Problem details — Below are records. Copy every line with "Gambar" in it.

________________

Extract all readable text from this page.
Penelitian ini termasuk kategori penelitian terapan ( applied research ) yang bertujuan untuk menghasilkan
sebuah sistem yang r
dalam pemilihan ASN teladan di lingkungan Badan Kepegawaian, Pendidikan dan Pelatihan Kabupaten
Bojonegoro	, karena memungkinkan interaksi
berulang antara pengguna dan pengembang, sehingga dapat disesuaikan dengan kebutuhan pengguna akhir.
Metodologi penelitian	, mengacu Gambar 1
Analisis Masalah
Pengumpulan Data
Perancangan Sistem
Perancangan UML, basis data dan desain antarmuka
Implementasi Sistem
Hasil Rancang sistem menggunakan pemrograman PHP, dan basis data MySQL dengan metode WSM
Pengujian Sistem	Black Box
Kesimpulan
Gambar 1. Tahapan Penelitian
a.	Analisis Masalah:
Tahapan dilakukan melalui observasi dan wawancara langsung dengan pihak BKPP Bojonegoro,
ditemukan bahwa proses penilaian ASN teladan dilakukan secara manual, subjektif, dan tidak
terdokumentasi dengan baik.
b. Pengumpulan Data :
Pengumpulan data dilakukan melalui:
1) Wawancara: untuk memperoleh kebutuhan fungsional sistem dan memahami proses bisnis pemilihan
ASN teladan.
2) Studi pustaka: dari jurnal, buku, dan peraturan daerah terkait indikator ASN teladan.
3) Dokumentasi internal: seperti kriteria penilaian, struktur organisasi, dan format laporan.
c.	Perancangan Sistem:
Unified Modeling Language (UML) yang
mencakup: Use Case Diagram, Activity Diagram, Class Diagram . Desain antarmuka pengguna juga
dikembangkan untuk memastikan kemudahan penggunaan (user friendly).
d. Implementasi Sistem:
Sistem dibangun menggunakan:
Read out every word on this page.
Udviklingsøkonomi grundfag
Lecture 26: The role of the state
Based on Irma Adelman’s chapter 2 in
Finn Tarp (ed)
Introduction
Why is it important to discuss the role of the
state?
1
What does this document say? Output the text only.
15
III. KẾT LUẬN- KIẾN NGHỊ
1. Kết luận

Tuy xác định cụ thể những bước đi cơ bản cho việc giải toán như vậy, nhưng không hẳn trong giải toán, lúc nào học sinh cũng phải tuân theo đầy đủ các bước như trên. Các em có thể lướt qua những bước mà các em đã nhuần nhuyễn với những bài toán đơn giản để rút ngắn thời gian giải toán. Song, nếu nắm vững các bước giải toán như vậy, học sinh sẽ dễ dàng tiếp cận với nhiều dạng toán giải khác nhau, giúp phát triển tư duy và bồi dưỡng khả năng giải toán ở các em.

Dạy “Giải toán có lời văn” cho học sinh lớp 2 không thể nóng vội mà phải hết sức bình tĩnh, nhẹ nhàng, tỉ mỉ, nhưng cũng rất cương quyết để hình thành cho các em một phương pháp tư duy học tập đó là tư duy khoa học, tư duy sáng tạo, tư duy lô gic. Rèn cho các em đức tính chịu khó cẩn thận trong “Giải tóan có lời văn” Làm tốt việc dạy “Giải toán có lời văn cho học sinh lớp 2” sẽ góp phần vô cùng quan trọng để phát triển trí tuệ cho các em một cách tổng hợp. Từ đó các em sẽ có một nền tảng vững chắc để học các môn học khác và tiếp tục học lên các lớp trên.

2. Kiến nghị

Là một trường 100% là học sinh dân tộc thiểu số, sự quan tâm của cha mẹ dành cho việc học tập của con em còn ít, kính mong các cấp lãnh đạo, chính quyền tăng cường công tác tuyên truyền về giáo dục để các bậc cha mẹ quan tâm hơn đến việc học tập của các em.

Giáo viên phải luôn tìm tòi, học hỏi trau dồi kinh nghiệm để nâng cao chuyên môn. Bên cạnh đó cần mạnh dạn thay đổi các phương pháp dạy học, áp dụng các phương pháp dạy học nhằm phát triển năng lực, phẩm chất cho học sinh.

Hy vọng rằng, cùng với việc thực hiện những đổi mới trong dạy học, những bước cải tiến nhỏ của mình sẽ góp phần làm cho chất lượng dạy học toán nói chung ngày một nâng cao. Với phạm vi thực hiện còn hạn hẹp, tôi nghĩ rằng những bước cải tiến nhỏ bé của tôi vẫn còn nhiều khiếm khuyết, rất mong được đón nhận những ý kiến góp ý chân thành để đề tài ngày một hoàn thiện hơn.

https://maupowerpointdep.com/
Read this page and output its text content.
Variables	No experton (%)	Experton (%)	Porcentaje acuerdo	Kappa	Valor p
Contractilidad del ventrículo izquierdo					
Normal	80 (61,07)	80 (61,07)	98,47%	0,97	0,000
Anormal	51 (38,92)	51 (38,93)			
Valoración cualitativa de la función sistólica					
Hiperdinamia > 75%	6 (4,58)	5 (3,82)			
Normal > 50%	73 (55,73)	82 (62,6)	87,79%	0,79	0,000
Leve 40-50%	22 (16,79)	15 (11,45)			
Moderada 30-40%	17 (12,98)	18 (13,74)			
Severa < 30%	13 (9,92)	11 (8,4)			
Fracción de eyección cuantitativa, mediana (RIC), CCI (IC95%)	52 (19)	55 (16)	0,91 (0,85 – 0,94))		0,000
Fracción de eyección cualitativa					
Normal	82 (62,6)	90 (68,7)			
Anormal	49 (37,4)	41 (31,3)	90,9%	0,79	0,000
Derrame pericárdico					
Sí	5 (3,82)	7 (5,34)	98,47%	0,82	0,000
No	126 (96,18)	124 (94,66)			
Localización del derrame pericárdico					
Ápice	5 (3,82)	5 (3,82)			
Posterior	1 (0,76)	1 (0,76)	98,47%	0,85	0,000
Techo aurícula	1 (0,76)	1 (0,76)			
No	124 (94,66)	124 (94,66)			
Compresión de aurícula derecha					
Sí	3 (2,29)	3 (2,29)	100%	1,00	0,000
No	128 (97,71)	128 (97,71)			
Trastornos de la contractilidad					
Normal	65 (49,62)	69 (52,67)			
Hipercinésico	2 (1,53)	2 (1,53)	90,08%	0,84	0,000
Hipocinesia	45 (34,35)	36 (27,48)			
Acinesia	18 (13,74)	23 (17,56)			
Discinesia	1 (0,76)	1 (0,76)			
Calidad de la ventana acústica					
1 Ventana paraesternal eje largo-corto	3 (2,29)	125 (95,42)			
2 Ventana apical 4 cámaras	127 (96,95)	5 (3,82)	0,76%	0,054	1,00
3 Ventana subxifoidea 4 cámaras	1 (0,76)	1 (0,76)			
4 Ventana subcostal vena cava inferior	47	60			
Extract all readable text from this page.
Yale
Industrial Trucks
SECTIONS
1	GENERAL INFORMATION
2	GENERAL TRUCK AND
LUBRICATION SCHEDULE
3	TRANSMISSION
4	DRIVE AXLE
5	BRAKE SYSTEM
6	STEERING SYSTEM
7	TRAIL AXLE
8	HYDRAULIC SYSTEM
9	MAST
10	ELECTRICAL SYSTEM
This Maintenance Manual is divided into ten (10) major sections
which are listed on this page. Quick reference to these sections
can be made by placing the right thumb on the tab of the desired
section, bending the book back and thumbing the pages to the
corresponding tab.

________________

Exercise answer —
Metodologi penelitian	, mengacu Gambar 1
Gambar 1. Tahapan Penelitian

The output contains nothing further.